- [What is asked] Search the listing for "saaledes" and copy every line where it appears.

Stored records
^^^^

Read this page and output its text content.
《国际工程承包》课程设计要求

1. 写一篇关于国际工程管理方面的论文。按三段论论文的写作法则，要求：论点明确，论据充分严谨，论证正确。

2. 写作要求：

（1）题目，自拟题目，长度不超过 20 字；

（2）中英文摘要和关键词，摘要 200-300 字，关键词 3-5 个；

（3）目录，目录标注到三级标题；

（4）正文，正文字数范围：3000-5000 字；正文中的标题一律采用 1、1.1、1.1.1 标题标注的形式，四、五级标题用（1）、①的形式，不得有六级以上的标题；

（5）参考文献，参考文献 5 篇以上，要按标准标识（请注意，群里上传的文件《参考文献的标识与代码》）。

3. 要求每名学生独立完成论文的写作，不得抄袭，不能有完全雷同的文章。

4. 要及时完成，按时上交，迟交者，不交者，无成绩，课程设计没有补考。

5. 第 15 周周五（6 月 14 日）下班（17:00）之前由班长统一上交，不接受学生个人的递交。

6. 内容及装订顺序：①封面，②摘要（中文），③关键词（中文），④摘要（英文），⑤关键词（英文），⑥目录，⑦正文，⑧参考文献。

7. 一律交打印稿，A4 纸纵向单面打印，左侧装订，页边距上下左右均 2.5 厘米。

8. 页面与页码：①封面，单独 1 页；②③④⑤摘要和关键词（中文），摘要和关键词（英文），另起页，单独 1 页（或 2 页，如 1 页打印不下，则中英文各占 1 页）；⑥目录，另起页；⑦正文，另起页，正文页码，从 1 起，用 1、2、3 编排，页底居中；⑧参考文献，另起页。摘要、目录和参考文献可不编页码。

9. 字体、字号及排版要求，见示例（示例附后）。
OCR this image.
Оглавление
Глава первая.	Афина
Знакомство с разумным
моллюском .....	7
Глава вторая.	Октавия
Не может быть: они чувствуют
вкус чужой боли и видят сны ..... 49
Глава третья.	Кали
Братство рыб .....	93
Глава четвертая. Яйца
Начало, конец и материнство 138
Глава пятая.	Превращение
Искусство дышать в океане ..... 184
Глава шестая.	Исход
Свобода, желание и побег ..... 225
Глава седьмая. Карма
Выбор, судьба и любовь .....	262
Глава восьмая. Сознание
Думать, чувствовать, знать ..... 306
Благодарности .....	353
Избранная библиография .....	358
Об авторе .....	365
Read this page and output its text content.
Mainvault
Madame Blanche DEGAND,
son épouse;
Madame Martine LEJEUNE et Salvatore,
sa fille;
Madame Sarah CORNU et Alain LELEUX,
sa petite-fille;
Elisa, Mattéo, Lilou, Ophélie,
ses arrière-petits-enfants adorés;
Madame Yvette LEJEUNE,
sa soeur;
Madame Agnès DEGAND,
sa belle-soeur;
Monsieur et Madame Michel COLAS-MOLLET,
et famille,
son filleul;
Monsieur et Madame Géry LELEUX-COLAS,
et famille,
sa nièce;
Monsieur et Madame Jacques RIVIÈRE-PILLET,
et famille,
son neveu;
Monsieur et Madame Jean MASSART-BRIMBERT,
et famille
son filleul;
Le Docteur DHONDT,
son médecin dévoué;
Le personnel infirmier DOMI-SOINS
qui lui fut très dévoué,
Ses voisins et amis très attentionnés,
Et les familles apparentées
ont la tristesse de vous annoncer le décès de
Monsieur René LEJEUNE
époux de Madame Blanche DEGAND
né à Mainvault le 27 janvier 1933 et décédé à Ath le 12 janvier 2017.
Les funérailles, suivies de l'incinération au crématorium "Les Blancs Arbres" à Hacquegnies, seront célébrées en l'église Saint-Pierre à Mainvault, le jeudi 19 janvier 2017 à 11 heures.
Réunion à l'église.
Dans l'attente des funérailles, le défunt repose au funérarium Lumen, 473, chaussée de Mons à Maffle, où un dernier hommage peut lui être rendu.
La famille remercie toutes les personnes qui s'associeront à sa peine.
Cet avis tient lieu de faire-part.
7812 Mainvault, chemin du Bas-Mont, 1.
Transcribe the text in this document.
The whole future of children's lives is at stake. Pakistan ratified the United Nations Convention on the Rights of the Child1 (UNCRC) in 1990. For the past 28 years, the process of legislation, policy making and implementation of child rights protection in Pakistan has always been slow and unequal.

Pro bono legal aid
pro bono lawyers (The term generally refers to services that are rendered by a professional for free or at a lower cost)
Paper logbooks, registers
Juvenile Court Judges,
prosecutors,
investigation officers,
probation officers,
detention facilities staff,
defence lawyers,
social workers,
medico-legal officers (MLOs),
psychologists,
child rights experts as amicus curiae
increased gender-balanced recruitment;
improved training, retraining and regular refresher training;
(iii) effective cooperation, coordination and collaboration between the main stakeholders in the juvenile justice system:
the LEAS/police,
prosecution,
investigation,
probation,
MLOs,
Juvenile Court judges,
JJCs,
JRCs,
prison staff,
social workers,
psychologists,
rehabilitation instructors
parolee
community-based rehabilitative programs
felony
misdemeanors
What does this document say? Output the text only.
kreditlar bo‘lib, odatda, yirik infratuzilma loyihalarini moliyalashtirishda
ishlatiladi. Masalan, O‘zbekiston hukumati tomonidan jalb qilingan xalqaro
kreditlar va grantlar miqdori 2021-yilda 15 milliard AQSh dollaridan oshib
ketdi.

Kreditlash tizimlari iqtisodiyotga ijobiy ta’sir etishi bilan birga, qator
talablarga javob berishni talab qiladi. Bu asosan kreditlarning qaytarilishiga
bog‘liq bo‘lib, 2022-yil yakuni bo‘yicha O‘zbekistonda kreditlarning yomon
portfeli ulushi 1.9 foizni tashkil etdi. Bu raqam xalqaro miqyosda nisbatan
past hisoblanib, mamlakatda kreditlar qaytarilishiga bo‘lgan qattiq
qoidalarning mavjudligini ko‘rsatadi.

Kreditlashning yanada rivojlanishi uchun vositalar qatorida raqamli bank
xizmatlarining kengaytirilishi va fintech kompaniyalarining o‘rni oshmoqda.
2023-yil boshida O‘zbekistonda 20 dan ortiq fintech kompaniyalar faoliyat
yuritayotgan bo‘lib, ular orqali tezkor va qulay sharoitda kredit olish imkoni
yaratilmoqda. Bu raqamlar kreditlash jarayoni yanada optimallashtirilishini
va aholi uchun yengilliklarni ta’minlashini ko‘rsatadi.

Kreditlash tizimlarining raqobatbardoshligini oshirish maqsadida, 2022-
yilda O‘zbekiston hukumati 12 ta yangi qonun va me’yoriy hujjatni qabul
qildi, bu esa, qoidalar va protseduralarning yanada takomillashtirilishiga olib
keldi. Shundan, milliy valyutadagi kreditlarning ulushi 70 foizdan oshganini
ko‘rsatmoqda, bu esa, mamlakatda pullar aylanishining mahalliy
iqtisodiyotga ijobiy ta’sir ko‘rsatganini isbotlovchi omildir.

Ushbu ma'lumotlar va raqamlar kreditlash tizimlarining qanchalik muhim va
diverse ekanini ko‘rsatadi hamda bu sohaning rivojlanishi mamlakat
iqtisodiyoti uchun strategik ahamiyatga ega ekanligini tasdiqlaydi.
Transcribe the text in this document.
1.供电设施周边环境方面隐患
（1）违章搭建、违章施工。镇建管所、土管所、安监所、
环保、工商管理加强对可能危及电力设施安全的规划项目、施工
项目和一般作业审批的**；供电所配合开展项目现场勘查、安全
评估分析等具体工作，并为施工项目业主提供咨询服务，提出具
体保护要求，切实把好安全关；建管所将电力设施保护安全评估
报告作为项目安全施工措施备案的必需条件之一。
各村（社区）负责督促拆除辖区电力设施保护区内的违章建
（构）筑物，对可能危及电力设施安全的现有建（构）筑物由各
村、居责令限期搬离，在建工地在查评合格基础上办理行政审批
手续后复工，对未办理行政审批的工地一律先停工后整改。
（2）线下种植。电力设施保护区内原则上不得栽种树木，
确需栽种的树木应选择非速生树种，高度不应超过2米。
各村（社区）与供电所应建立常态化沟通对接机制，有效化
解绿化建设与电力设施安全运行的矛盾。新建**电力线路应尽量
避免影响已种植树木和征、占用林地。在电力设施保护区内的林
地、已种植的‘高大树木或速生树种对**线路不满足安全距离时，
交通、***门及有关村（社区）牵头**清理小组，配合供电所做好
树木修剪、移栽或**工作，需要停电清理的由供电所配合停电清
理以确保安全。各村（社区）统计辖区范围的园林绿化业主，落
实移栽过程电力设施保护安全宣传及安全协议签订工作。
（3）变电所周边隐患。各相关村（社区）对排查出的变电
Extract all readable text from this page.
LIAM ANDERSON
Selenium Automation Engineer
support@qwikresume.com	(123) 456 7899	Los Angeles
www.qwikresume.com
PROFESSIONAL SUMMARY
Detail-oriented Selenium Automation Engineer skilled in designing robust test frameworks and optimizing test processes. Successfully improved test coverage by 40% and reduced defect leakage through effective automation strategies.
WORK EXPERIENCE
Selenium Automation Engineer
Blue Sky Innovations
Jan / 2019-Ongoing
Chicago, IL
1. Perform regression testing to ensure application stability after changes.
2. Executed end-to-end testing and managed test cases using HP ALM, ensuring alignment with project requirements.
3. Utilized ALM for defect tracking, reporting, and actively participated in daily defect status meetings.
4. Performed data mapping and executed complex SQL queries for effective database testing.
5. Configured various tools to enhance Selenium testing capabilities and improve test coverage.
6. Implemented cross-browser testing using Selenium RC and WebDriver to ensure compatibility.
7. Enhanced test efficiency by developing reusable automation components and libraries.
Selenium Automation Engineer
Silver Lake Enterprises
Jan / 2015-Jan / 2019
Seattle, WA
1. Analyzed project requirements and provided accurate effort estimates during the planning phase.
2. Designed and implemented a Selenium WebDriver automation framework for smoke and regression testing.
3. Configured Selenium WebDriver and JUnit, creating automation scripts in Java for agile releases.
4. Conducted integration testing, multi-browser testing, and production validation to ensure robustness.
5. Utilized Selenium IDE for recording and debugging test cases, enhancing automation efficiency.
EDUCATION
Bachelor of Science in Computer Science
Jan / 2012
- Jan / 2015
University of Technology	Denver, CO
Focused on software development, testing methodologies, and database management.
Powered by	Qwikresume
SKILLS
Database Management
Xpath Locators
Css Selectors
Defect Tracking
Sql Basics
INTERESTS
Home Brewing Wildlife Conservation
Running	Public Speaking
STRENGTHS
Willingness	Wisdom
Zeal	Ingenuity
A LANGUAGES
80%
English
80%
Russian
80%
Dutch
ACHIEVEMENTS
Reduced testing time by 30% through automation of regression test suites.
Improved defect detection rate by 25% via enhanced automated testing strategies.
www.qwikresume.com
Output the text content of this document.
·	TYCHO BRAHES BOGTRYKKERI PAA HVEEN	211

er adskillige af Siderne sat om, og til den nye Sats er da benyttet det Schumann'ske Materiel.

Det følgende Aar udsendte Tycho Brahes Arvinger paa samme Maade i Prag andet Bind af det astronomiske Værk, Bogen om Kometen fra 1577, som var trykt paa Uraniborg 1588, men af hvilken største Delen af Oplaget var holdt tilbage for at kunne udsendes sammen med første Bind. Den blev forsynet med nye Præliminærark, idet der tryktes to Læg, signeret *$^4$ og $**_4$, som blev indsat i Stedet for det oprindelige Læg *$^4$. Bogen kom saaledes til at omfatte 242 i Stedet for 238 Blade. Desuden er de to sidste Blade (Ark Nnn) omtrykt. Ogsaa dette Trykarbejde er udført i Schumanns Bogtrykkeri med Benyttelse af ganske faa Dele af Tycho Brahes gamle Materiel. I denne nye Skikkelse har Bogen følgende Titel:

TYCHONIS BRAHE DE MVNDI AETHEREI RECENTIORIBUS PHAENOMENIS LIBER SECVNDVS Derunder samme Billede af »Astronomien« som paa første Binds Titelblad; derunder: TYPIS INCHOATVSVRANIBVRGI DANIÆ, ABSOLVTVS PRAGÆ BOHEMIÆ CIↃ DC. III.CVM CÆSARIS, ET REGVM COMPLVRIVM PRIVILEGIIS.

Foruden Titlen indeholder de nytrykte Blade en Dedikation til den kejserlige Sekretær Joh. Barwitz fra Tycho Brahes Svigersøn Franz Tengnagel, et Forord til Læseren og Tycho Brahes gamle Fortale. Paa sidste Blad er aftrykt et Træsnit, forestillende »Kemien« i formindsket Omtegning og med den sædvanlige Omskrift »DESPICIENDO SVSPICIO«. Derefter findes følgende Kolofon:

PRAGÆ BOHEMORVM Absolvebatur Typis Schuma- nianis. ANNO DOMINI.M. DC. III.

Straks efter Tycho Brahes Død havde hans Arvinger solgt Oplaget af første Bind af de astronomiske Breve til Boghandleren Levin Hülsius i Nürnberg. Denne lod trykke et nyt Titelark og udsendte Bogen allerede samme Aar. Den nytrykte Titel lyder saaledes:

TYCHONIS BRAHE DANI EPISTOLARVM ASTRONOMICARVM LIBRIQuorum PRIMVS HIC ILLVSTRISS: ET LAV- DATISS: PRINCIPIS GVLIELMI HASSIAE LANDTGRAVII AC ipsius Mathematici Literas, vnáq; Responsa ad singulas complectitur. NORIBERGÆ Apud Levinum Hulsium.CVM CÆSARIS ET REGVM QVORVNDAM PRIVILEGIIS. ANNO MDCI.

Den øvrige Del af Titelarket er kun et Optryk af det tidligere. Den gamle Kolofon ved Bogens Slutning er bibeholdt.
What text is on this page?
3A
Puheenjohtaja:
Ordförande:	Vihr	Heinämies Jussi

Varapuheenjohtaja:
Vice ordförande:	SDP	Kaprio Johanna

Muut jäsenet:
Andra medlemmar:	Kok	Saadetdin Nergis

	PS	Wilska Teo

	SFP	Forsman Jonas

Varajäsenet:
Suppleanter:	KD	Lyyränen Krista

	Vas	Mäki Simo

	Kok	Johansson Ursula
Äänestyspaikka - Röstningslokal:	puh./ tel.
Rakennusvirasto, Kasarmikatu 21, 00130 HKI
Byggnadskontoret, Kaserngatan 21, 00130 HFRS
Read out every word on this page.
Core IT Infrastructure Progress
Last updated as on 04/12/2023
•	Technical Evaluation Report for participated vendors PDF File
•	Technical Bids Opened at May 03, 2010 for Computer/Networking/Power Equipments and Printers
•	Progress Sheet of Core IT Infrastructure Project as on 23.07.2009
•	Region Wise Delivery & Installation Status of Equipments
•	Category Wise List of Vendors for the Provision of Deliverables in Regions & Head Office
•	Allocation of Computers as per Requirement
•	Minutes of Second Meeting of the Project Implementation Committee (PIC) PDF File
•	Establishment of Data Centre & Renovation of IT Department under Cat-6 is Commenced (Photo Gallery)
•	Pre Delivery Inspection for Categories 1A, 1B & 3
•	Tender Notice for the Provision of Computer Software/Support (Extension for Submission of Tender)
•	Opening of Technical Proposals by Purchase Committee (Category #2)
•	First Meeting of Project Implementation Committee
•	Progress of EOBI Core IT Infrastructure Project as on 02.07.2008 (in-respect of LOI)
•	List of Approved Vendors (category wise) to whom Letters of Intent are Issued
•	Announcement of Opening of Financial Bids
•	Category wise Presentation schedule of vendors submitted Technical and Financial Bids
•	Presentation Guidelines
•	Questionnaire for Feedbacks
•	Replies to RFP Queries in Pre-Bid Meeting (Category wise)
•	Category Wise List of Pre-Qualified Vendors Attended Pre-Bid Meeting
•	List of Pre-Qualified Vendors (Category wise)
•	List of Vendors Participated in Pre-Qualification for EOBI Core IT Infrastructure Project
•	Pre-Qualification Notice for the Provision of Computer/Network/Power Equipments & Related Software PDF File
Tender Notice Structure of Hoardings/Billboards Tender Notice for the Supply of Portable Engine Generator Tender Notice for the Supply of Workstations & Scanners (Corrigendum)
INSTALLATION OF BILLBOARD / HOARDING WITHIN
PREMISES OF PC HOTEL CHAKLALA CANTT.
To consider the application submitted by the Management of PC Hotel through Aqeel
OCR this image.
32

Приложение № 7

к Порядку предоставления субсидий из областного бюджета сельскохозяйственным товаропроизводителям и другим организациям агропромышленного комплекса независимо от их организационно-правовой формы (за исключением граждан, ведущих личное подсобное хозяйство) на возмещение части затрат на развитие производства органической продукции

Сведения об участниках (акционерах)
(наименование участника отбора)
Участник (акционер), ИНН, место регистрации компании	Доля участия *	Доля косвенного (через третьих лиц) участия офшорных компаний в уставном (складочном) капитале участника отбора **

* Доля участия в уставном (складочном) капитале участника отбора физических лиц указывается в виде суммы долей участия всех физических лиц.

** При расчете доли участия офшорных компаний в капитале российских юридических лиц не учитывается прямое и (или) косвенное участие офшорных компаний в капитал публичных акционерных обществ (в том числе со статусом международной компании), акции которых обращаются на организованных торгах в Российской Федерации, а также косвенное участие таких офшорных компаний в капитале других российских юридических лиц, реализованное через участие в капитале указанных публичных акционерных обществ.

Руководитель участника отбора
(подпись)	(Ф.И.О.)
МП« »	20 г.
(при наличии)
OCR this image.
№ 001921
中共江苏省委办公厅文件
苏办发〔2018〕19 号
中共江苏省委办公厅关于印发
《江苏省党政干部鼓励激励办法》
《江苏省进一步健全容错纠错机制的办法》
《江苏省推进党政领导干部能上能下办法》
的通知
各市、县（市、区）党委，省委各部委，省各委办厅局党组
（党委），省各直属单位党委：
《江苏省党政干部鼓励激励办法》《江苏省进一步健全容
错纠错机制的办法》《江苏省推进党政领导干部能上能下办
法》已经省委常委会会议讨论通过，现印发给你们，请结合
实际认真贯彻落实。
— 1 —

^^^^

- [Problem solution]
Det følgende Aar udsendte Tycho Brahes Arvinger paa samme Maade i Prag andet Bind af det astronomiske Værk, Bogen om Kometen fra 1577, som var trykt paa Uraniborg 1588, men af hvilken største Delen af Oplaget var holdt tilbage for at kunne udsendes sammen med første Bind. Den blev forsynet med nye Præliminærark, idet der tryktes to Læg, signeret *$^4$ og $**_4$, som blev indsat i Stedet for det oprindelige Læg *$^4$. Bogen kom saaledes til at omfatte 242 i Stedet for 238 Blade. Desuden er de to sidste Blade (Ark Nnn) omtrykt. Ogsaa dette Trykarbejde er udført i Schumanns Bogtrykkeri med Benyttelse af ganske faa Dele af Tycho Brahes gamle Materiel. I denne nye Skikkelse har Bogen følgende Titel:
Straks efter Tycho Brahes Død havde hans Arvinger solgt Oplaget af første Bind af de astronomiske Breve til Boghandleren Levin Hülsius i Nürnberg. Denne lod trykke et nyt Titelark og udsendte Bogen allerede samme Aar. Den nytrykte Titel lyder saaledes:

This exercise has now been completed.